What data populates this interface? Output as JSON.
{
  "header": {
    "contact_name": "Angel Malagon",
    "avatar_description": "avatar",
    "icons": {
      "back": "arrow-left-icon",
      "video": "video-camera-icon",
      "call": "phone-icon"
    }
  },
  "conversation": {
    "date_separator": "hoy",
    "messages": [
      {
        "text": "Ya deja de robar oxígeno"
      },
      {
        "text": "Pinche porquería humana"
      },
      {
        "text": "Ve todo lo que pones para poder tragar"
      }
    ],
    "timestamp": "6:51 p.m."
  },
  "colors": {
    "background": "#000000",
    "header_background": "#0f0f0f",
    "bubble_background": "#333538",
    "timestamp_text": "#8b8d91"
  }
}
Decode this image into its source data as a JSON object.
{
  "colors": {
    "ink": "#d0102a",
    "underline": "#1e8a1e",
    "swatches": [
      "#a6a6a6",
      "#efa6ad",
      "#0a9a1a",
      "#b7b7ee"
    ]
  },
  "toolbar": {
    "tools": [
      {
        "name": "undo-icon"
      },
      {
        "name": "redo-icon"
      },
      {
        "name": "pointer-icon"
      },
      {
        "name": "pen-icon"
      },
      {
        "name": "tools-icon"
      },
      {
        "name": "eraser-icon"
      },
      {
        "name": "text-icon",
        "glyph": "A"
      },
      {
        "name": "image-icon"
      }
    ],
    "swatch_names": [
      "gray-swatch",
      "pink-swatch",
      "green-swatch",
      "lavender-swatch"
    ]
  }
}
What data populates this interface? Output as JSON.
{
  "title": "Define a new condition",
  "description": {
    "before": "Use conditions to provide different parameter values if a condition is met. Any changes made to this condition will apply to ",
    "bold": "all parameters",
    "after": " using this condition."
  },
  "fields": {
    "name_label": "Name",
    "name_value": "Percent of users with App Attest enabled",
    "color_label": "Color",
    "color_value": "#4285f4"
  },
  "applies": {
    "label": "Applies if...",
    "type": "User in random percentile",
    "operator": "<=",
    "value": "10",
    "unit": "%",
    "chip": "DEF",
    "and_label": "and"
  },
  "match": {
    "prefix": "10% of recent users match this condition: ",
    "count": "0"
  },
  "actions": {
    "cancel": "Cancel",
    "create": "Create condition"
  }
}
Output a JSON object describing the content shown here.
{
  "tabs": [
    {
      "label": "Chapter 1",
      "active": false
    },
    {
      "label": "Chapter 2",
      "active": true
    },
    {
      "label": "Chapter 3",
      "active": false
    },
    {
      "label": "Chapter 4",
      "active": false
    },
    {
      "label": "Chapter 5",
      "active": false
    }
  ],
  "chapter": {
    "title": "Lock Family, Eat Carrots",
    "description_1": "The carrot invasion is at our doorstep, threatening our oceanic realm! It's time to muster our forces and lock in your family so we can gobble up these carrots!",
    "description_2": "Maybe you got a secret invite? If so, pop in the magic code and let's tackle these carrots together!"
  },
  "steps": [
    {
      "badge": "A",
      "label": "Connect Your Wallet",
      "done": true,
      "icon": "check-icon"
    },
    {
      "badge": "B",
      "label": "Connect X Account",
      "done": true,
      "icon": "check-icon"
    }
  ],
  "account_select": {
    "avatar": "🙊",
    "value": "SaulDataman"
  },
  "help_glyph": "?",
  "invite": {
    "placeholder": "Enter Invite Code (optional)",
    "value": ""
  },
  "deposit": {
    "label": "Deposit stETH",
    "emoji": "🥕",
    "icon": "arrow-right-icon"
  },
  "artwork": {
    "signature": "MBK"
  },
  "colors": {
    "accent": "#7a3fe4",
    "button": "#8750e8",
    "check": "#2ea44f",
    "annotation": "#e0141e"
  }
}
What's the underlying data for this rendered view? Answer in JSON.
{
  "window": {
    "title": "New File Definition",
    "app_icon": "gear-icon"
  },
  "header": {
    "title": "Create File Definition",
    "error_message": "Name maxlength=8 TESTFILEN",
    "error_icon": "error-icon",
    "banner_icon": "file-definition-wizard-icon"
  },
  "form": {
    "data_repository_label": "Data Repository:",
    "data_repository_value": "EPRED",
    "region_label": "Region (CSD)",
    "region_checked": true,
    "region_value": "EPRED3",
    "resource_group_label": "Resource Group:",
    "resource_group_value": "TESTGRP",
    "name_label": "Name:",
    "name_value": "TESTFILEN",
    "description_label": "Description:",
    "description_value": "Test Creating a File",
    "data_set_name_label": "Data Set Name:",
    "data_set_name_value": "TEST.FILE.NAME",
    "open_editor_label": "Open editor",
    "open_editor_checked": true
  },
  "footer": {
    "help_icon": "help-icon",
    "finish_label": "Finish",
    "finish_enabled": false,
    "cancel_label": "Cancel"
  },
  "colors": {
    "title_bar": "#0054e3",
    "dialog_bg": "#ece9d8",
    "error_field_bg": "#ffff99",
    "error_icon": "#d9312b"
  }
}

= = = = =

* **PROBLEM STATEMENT**
Quote all the records. Keep every word exact.

* **COMPLETE ANSWER**
What data populates this interface? Output as JSON.
{
  "header": {
    "contact_name": "Angel Malagon",
    "avatar_description": "avatar",
    "icons": {
      "back": "arrow-left-icon",
      "video": "video-camera-icon",
      "call": "phone-icon"
    }
  },
  "conversation": {
    "date_separator": "hoy",
    "messages": [
      {
        "text": "Ya deja de robar oxígeno"
      },
      {
        "text": "Pinche porquería humana"
      },
      {
        "text": "Ve todo lo que pones para poder tragar"
      }
    ],
    "timestamp": "6:51 p.m."
  },
  "colors": {
    "background": "#000000",
    "header_background": "#0f0f0f",
    "bubble_background": "#333538",
    "timestamp_text": "#8b8d91"
  }
}
Decode this image into its source data as a JSON object.
{
  "colors": {
    "ink": "#d0102a",
    "underline": "#1e8a1e",
    "swatches": [
      "#a6a6a6",
      "#efa6ad",
      "#0a9a1a",
      "#b7b7ee"
    ]
  },
  "toolbar": {
    "tools": [
      {
        "name": "undo-icon"
      },
      {
        "name": "redo-icon"
      },
      {
        "name": "pointer-icon"
      },
      {
        "name": "pen-icon"
      },
      {
        "name": "tools-icon"
      },
      {
        "name": "eraser-icon"
      },
      {
        "name": "text-icon",
        "glyph": "A"
      },
      {
        "name": "image-icon"
      }
    ],
    "swatch_names": [
      "gray-swatch",
      "pink-swatch",
      "green-swatch",
      "lavender-swatch"
    ]
  }
}
What data populates this interface? Output as JSON.
{
  "title": "Define a new condition",
  "description": {
    "before": "Use conditions to provide different parameter values if a condition is met. Any changes made to this condition will apply to ",
    "bold": "all parameters",
    "after": " using this condition."
  },
  "fields": {
    "name_label": "Name",
    "name_value": "Percent of users with App Attest enabled",
    "color_label": "Color",
    "color_value": "#4285f4"
  },
  "applies": {
    "label": "Applies if...",
    "type": "User in random percentile",
    "operator": "<=",
    "value": "10",
    "unit": "%",
    "chip": "DEF",
    "and_label": "and"
  },
  "match": {
    "prefix": "10% of recent users match this condition: ",
    "count": "0"
  },
  "actions": {
    "cancel": "Cancel",
    "create": "Create condition"
  }
}
Output a JSON object describing the content shown here.
{
  "tabs": [
    {
      "label": "Chapter 1",
      "active": false
    },
    {
      "label": "Chapter 2",
      "active": true
    },
    {
      "label": "Chapter 3",
      "active": false
    },
    {
      "label": "Chapter 4",
      "active": false
    },
    {
      "label": "Chapter 5",
      "active": false
    }
  ],
  "chapter": {
    "title": "Lock Family, Eat Carrots",
    "description_1": "The carrot invasion is at our doorstep, threatening our oceanic realm! It's time to muster our forces and lock in your family so we can gobble up these carrots!",
    "description_2": "Maybe you got a secret invite? If so, pop in the magic code and let's tackle these carrots together!"
  },
  "steps": [
    {
      "badge": "A",
      "label": "Connect Your Wallet",
      "done": true,
      "icon": "check-icon"
    },
    {
      "badge": "B",
      "label": "Connect X Account",
      "done": true,
      "icon": "check-icon"
    }
  ],
  "account_select": {
    "avatar": "🙊",
    "value": "SaulDataman"
  },
  "help_glyph": "?",
  "invite": {
    "placeholder": "Enter Invite Code (optional)",
    "value": ""
  },
  "deposit": {
    "label": "Deposit stETH",
    "emoji": "🥕",
    "icon": "arrow-right-icon"
  },
  "artwork": {
    "signature": "MBK"
  },
  "colors": {
    "accent": "#7a3fe4",
    "button": "#8750e8",
    "check": "#2ea44f",
    "annotation": "#e0141e"
  }
}
What's the underlying data for this rendered view? Answer in JSON.
{
  "window": {
    "title": "New File Definition",
    "app_icon": "gear-icon"
  },
  "header": {
    "title": "Create File Definition",
    "error_message": "Name maxlength=8 TESTFILEN",
    "error_icon": "error-icon",
    "banner_icon": "file-definition-wizard-icon"
  },
  "form": {
    "data_repository_label": "Data Repository:",
    "data_repository_value": "EPRED",
    "region_label": "Region (CSD)",
    "region_checked": true,
    "region_value": "EPRED3",
    "resource_group_label": "Resource Group:",
    "resource_group_value": "TESTGRP",
    "name_label": "Name:",
    "name_value": "TESTFILEN",
    "description_label": "Description:",
    "description_value": "Test Creating a File",
    "data_set_name_label": "Data Set Name:",
    "data_set_name_value": "TEST.FILE.NAME",
    "open_editor_label": "Open editor",
    "open_editor_checked": true
  },
  "footer": {
    "help_icon": "help-icon",
    "finish_label": "Finish",
    "finish_enabled": false,
    "cancel_label": "Cancel"
  },
  "colors": {
    "title_bar": "#0054e3",
    "dialog_bg": "#ece9d8",
    "error_field_bg": "#ffff99",
    "error_icon": "#d9312b"
  }
}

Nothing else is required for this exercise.